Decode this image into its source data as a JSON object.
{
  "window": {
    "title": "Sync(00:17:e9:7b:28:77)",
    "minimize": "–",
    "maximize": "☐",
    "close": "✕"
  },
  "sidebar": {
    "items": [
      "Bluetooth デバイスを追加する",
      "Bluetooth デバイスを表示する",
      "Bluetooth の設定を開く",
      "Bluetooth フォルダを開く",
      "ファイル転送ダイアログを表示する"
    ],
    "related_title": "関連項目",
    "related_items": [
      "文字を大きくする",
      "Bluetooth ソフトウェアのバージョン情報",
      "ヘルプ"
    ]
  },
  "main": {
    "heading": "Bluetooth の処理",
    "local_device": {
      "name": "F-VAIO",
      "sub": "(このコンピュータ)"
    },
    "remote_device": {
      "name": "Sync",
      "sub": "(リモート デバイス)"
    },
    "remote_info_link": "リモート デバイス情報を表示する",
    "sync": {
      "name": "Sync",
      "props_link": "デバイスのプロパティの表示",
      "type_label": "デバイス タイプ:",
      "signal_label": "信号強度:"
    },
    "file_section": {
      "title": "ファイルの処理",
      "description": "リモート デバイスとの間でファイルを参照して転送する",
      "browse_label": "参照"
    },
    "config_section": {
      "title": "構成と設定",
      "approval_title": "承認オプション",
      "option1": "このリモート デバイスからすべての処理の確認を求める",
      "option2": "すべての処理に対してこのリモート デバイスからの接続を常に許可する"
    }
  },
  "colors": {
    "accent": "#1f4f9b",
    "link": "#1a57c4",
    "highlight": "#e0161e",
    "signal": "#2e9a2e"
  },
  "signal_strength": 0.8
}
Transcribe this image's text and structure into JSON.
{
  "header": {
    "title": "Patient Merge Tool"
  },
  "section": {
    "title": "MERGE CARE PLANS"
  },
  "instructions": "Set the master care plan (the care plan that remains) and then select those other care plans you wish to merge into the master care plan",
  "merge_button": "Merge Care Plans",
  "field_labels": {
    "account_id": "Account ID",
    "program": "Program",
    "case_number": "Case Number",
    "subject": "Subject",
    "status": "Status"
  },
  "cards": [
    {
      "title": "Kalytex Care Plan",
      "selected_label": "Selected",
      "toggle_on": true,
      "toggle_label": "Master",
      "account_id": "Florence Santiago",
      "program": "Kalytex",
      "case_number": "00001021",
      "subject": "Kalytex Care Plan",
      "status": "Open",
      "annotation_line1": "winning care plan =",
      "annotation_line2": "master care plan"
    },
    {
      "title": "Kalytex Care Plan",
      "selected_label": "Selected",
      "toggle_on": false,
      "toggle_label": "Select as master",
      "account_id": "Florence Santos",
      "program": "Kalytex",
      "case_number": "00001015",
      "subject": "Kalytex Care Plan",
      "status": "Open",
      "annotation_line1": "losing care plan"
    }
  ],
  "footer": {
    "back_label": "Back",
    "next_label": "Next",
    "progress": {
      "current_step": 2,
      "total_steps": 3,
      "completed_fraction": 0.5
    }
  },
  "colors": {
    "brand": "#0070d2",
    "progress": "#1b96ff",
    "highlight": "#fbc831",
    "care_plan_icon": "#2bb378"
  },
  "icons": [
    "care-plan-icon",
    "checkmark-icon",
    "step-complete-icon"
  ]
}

#####

- _TASK DESCRIPTION_: Reproduce the complete set of lines precisely as supplied.

- _RESULT_:
Decode this image into its source data as a JSON object.
{
  "window": {
    "title": "Sync(00:17:e9:7b:28:77)",
    "minimize": "–",
    "maximize": "☐",
    "close": "✕"
  },
  "sidebar": {
    "items": [
      "Bluetooth デバイスを追加する",
      "Bluetooth デバイスを表示する",
      "Bluetooth の設定を開く",
      "Bluetooth フォルダを開く",
      "ファイル転送ダイアログを表示する"
    ],
    "related_title": "関連項目",
    "related_items": [
      "文字を大きくする",
      "Bluetooth ソフトウェアのバージョン情報",
      "ヘルプ"
    ]
  },
  "main": {
    "heading": "Bluetooth の処理",
    "local_device": {
      "name": "F-VAIO",
      "sub": "(このコンピュータ)"
    },
    "remote_device": {
      "name": "Sync",
      "sub": "(リモート デバイス)"
    },
    "remote_info_link": "リモート デバイス情報を表示する",
    "sync": {
      "name": "Sync",
      "props_link": "デバイスのプロパティの表示",
      "type_label": "デバイス タイプ:",
      "signal_label": "信号強度:"
    },
    "file_section": {
      "title": "ファイルの処理",
      "description": "リモート デバイスとの間でファイルを参照して転送する",
      "browse_label": "参照"
    },
    "config_section": {
      "title": "構成と設定",
      "approval_title": "承認オプション",
      "option1": "このリモート デバイスからすべての処理の確認を求める",
      "option2": "すべての処理に対してこのリモート デバイスからの接続を常に許可する"
    }
  },
  "colors": {
    "accent": "#1f4f9b",
    "link": "#1a57c4",
    "highlight": "#e0161e",
    "signal": "#2e9a2e"
  },
  "signal_strength": 0.8
}
Transcribe this image's text and structure into JSON.
{
  "header": {
    "title": "Patient Merge Tool"
  },
  "section": {
    "title": "MERGE CARE PLANS"
  },
  "instructions": "Set the master care plan (the care plan that remains) and then select those other care plans you wish to merge into the master care plan",
  "merge_button": "Merge Care Plans",
  "field_labels": {
    "account_id": "Account ID",
    "program": "Program",
    "case_number": "Case Number",
    "subject": "Subject",
    "status": "Status"
  },
  "cards": [
    {
      "title": "Kalytex Care Plan",
      "selected_label": "Selected",
      "toggle_on": true,
      "toggle_label": "Master",
      "account_id": "Florence Santiago",
      "program": "Kalytex",
      "case_number": "00001021",
      "subject": "Kalytex Care Plan",
      "status": "Open",
      "annotation_line1": "winning care plan =",
      "annotation_line2": "master care plan"
    },
    {
      "title": "Kalytex Care Plan",
      "selected_label": "Selected",
      "toggle_on": false,
      "toggle_label": "Select as master",
      "account_id": "Florence Santos",
      "program": "Kalytex",
      "case_number": "00001015",
      "subject": "Kalytex Care Plan",
      "status": "Open",
      "annotation_line1": "losing care plan"
    }
  ],
  "footer": {
    "back_label": "Back",
    "next_label": "Next",
    "progress": {
      "current_step": 2,
      "total_steps": 3,
      "completed_fraction": 0.5
    }
  },
  "colors": {
    "brand": "#0070d2",
    "progress": "#1b96ff",
    "highlight": "#fbc831",
    "care_plan_icon": "#2bb378"
  },
  "icons": [
    "care-plan-icon",
    "checkmark-icon",
    "step-complete-icon"
  ]
}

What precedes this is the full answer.